### Information supplied ###

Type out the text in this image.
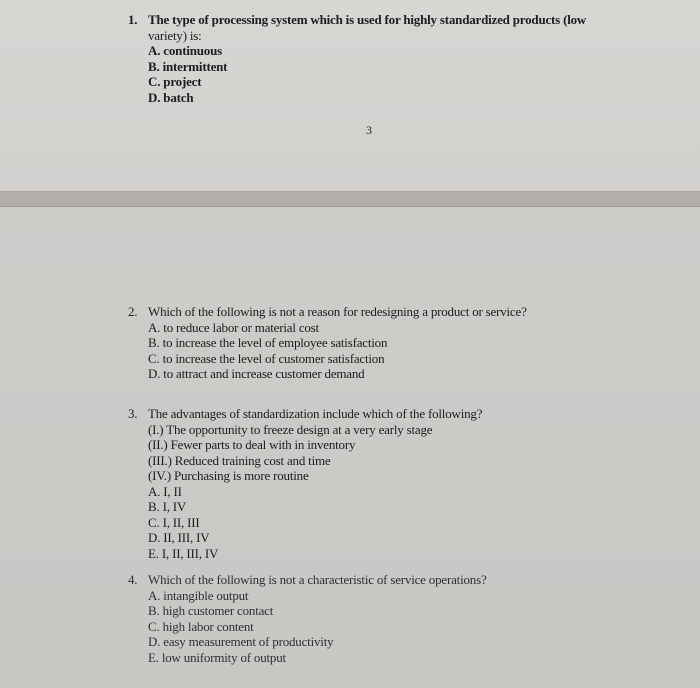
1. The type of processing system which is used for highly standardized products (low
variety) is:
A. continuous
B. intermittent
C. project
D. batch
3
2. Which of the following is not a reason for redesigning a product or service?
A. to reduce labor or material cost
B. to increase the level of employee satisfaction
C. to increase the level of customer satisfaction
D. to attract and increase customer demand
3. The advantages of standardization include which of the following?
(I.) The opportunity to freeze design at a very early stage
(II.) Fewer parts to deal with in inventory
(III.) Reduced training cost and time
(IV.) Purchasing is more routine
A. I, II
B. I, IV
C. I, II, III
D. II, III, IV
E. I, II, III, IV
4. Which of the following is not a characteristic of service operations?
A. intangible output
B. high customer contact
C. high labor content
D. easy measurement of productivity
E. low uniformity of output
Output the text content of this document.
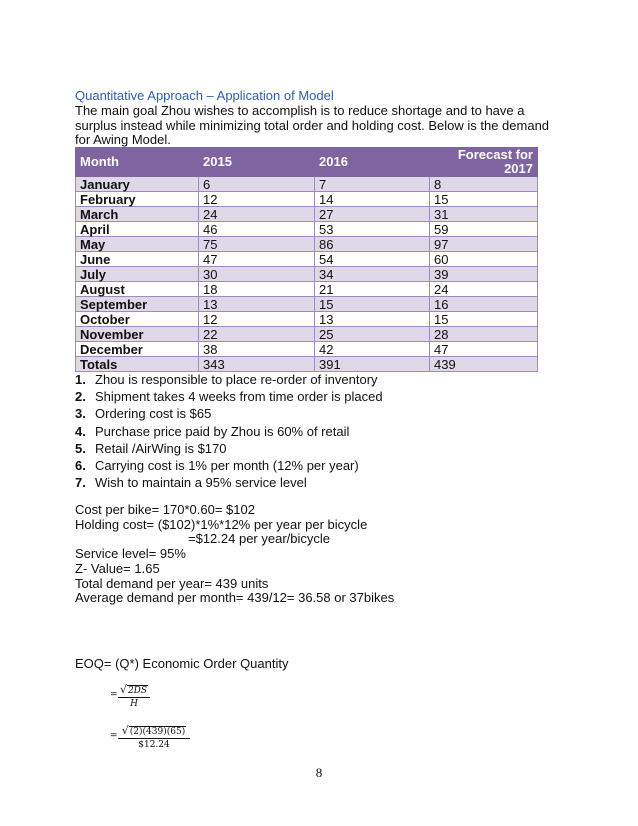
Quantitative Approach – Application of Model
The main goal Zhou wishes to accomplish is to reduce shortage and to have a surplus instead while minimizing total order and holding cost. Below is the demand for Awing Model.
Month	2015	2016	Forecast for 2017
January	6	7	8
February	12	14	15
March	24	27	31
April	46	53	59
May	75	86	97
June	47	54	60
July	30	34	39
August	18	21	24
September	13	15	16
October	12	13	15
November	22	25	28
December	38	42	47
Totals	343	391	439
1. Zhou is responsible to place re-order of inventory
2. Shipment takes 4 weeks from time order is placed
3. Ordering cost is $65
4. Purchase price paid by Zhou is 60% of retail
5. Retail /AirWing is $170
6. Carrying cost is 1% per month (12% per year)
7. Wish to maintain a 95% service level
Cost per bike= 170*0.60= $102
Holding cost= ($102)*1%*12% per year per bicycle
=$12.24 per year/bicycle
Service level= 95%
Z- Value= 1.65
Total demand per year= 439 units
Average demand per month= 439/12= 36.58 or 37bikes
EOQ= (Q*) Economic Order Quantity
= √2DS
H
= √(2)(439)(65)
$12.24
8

###
### Information supplied ###

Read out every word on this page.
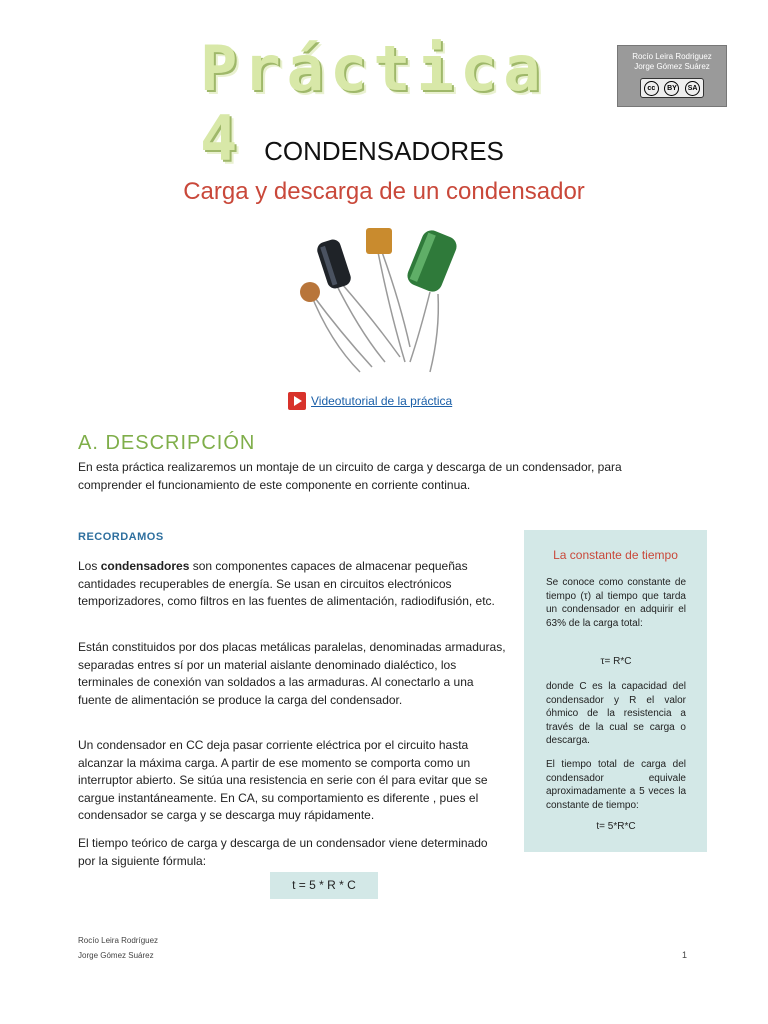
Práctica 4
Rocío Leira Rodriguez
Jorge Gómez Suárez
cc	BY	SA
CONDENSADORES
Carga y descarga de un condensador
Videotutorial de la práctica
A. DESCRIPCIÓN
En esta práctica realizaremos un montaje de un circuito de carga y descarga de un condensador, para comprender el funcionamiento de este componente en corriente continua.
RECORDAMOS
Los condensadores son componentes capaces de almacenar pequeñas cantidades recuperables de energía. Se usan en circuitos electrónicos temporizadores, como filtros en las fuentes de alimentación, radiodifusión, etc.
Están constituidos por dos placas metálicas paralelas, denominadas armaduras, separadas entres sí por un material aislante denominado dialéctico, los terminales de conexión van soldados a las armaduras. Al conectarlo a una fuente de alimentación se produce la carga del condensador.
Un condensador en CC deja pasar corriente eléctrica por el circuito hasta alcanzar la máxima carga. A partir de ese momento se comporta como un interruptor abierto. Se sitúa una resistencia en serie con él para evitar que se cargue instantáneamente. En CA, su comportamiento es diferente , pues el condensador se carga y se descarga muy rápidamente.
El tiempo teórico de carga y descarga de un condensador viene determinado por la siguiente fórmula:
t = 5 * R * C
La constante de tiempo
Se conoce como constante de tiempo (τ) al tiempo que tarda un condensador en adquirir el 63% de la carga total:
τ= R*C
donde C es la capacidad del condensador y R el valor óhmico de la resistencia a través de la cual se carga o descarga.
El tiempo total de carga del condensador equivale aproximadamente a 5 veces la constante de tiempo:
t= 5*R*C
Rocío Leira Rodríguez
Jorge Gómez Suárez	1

###

**Challenge**: Identify each line holding the string "this", and copy it out.

**The output**:
Type out the text in this image.
Output the text content of this document.
Read out every word on this page.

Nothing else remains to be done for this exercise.